BRIEF -
Gather the lines that hold the string "Daily".

START SUPPLIED RECORDS

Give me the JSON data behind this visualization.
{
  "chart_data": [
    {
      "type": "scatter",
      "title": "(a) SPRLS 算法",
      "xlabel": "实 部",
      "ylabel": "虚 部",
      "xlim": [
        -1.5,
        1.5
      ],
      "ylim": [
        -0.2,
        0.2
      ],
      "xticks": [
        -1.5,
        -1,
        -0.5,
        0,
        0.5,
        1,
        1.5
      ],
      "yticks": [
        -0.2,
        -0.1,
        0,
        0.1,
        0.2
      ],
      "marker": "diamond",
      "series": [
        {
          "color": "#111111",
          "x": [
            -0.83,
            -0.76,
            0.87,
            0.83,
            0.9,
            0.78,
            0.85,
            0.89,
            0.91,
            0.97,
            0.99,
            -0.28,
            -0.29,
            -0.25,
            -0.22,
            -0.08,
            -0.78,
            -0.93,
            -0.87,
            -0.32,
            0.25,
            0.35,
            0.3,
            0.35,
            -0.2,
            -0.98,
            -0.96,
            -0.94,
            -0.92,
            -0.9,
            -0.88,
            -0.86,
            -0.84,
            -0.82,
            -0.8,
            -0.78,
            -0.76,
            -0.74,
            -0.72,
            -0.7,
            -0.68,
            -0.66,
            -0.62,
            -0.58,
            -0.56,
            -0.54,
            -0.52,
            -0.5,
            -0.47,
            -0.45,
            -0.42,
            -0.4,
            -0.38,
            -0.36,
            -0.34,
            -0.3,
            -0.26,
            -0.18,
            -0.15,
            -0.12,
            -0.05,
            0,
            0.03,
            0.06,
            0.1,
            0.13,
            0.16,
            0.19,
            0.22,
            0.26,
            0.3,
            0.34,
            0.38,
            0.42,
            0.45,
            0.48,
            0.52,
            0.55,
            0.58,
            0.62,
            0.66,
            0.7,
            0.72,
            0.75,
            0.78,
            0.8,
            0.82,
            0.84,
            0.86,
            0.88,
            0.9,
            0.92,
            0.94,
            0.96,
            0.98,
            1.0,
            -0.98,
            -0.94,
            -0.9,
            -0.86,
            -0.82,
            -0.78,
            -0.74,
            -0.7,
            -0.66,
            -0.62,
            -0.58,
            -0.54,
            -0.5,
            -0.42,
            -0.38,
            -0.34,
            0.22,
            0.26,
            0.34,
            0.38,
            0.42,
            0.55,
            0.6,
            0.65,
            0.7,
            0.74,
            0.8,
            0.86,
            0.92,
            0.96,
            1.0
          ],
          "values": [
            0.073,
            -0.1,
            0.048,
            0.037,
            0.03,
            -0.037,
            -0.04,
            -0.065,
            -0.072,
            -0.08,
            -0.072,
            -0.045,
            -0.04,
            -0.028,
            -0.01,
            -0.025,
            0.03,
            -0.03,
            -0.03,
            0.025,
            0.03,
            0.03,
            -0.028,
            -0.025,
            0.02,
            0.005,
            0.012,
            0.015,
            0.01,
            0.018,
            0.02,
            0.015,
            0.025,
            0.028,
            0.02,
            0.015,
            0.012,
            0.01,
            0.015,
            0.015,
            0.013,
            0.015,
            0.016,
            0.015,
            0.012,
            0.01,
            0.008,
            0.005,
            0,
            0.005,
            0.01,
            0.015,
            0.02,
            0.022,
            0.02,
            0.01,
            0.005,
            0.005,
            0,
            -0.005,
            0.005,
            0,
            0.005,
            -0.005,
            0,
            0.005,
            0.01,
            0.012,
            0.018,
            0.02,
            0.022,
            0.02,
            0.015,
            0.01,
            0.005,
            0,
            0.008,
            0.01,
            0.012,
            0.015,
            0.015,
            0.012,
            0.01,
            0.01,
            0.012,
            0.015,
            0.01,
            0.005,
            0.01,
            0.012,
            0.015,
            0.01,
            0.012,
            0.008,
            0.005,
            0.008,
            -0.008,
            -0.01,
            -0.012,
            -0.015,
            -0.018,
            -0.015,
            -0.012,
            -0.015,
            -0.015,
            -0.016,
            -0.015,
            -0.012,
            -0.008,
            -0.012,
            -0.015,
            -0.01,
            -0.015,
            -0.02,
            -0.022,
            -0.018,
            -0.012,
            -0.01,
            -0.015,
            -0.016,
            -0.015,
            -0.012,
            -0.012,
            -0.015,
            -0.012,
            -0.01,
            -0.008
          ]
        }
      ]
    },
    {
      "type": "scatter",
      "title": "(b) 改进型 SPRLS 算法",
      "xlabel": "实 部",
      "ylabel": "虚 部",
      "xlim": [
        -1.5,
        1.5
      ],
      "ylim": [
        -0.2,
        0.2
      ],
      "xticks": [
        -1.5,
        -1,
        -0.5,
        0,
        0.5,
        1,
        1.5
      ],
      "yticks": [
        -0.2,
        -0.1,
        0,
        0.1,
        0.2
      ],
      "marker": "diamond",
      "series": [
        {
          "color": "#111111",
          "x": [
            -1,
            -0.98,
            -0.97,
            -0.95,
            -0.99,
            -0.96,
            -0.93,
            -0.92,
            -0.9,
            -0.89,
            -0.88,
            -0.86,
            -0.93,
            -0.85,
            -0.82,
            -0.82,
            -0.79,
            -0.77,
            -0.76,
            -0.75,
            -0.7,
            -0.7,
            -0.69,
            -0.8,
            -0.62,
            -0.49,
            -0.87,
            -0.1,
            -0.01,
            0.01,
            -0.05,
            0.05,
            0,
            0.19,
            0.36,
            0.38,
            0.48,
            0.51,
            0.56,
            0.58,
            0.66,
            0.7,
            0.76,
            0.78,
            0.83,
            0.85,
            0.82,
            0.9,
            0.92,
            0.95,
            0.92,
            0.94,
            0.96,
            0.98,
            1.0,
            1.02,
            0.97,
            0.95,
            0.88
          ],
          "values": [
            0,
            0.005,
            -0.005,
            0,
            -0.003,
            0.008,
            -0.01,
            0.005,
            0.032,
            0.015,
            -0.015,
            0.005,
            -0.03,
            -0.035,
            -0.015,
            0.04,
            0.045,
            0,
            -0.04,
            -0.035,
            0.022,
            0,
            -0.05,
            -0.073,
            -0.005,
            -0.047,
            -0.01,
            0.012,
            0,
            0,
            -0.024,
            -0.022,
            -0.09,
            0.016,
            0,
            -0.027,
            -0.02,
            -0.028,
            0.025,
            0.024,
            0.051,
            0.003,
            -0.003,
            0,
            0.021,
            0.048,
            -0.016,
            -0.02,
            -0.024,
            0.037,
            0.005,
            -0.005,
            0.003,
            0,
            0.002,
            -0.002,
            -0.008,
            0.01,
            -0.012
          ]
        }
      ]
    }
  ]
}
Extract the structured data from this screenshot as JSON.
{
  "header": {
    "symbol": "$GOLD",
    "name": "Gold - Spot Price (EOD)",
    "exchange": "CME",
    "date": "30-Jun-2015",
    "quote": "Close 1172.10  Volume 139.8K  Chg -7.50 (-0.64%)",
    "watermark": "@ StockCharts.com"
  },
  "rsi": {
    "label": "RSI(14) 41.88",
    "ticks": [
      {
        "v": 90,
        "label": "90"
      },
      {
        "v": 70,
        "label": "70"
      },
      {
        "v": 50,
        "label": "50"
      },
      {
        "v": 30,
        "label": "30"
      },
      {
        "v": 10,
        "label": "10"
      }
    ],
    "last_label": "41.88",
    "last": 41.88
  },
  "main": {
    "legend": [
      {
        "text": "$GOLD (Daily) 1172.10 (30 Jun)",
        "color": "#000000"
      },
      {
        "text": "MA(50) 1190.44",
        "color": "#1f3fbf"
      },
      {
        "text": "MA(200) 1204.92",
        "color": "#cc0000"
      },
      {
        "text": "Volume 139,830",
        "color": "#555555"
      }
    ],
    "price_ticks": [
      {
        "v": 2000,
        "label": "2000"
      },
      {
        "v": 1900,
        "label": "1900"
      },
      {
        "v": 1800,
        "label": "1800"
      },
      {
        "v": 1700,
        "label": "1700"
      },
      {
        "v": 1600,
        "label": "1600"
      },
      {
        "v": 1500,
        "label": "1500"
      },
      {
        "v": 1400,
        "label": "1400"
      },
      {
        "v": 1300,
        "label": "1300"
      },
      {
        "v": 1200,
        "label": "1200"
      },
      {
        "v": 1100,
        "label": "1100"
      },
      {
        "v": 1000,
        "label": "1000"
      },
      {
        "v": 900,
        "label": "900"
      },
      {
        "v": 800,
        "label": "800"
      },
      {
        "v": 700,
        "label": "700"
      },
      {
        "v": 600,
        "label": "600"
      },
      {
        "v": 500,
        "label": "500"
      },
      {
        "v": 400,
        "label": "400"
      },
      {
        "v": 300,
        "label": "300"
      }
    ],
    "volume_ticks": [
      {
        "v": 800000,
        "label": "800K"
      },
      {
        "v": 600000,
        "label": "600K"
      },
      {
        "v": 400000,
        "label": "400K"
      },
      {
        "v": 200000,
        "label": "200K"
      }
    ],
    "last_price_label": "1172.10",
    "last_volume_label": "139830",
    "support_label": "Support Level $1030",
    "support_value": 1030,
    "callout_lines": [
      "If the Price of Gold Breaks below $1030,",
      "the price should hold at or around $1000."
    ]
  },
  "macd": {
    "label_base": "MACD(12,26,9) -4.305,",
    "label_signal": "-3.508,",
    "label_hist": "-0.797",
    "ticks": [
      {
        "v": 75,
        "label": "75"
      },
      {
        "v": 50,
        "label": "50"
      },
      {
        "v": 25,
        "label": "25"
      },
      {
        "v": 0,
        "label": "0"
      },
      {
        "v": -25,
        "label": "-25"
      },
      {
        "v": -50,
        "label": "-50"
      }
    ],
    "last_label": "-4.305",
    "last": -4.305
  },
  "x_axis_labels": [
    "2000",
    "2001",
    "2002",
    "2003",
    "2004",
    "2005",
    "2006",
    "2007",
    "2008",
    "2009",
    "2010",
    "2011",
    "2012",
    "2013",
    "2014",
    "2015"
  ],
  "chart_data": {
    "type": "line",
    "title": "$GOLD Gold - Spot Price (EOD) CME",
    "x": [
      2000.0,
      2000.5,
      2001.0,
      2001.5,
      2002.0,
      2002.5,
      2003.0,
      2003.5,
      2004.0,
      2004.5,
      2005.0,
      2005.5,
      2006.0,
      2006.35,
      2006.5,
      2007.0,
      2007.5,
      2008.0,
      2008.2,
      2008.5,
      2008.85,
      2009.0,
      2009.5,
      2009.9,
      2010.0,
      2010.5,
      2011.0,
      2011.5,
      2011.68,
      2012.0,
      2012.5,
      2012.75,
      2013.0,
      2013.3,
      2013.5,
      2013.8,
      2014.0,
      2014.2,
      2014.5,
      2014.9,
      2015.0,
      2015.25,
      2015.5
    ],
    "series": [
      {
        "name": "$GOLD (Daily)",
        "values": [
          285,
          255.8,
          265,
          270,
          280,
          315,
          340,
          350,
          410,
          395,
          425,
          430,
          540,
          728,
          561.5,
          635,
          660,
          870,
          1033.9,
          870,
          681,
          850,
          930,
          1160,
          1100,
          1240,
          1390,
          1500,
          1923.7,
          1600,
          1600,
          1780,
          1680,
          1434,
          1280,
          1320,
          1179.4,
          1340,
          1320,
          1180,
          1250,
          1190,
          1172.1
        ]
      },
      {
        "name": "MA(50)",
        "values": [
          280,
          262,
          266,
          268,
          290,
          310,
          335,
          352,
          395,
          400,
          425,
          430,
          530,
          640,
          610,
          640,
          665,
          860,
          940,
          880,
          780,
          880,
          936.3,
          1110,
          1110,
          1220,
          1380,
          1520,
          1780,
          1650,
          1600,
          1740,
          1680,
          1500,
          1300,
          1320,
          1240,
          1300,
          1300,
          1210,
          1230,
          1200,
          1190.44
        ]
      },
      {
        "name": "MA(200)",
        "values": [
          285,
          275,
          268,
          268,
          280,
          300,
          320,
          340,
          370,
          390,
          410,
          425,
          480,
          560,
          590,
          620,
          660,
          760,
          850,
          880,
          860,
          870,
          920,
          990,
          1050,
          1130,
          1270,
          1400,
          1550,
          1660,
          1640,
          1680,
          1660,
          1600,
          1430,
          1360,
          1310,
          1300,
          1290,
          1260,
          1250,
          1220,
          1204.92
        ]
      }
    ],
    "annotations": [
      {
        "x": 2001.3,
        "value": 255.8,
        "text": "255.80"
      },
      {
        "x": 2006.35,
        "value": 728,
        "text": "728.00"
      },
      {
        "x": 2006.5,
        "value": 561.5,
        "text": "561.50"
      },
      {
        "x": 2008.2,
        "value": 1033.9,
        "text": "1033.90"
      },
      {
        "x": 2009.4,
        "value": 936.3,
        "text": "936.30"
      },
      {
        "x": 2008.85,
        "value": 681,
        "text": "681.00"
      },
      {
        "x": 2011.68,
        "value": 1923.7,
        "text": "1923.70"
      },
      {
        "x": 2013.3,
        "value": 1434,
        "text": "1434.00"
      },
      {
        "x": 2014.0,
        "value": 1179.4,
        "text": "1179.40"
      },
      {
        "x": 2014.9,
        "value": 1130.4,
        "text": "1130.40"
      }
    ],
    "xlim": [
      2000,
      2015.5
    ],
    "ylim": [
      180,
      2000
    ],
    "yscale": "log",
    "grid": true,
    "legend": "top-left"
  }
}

END SUPPLIED RECORDS

FINISHED ANSWER -
        "text": "$GOLD (Daily) 1172.10 (30 Jun)",
        "name": "$GOLD (Daily)",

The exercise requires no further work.